Stated goal - Transcribe every line exactly and omit anything that is a picture.
* * * * * * *
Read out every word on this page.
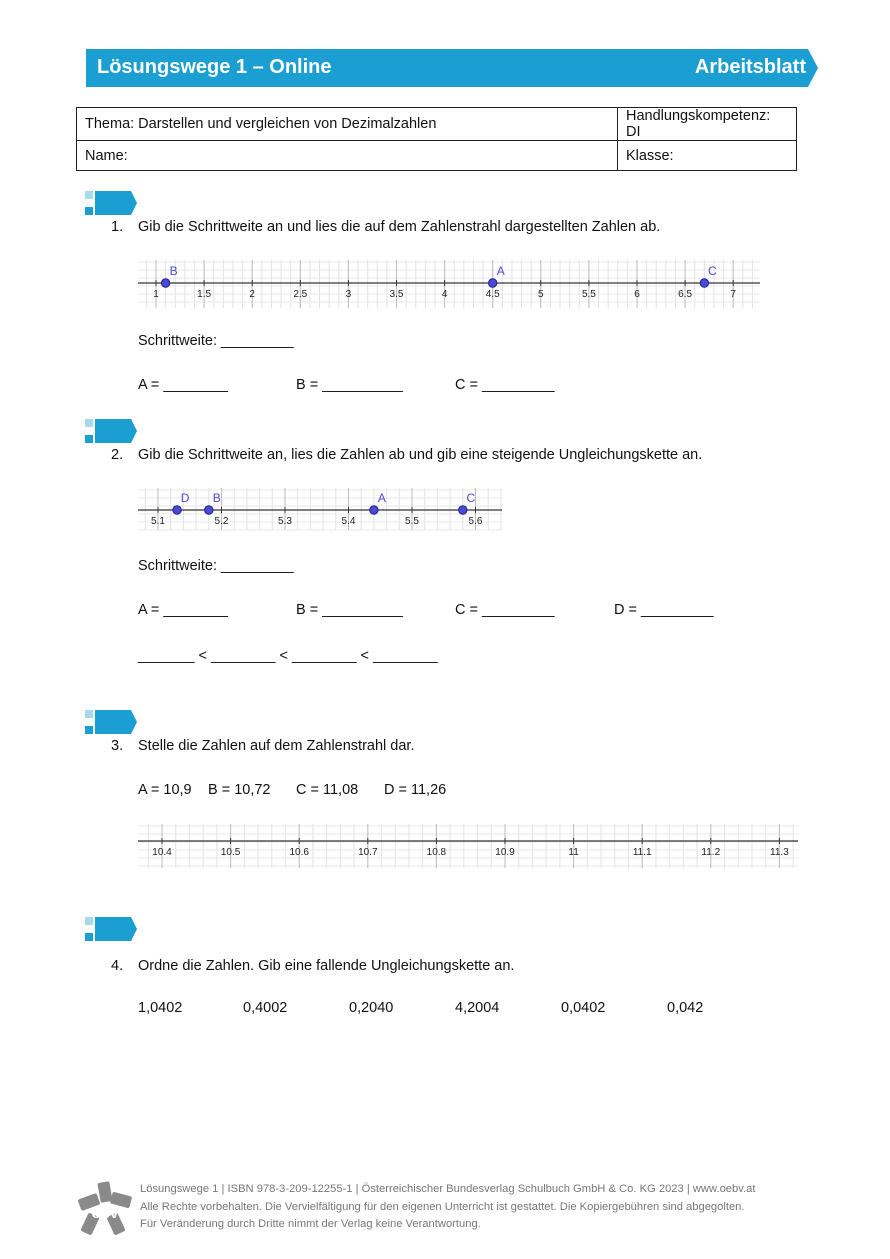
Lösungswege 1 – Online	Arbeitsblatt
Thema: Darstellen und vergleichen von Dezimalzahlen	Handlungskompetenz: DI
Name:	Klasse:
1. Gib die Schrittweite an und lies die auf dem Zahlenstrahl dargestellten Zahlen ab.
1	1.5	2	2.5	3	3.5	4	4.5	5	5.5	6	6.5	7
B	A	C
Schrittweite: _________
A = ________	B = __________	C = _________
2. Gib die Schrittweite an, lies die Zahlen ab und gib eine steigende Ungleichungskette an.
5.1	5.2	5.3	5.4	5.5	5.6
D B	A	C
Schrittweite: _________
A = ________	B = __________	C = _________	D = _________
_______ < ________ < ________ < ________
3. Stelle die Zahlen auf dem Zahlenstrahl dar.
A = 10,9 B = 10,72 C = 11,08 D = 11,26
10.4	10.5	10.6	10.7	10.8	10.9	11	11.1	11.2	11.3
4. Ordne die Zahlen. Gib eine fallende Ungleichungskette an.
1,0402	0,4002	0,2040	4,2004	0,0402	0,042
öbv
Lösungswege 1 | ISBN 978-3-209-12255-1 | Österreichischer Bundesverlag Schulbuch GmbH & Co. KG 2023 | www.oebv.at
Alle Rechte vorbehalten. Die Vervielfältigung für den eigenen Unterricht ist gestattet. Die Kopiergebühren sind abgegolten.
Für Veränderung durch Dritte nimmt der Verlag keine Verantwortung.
* * * * * * *
Exercise answer -
Read out every word on this page.
Lösungswege 1 – Online	Arbeitsblatt
Thema: Darstellen und vergleichen von Dezimalzahlen	Handlungskompetenz: DI
Name:	Klasse:
1. Gib die Schrittweite an und lies die auf dem Zahlenstrahl dargestellten Zahlen ab.
1	1.5	2	2.5	3	3.5	4	4.5	5	5.5	6	6.5	7
B	A	C
Schrittweite: _________
A = ________	B = __________	C = _________
2. Gib die Schrittweite an, lies die Zahlen ab und gib eine steigende Ungleichungskette an.
5.1	5.2	5.3	5.4	5.5	5.6
D B	A	C
Schrittweite: _________
A = ________	B = __________	C = _________	D = _________
_______ < ________ < ________ < ________
3. Stelle die Zahlen auf dem Zahlenstrahl dar.
A = 10,9 B = 10,72 C = 11,08 D = 11,26
10.4	10.5	10.6	10.7	10.8	10.9	11	11.1	11.2	11.3
4. Ordne die Zahlen. Gib eine fallende Ungleichungskette an.
1,0402	0,4002	0,2040	4,2004	0,0402	0,042
öbv
Lösungswege 1 | ISBN 978-3-209-12255-1 | Österreichischer Bundesverlag Schulbuch GmbH & Co. KG 2023 | www.oebv.at
Alle Rechte vorbehalten. Die Vervielfältigung für den eigenen Unterricht ist gestattet. Die Kopiergebühren sind abgegolten.
Für Veränderung durch Dritte nimmt der Verlag keine Verantwortung.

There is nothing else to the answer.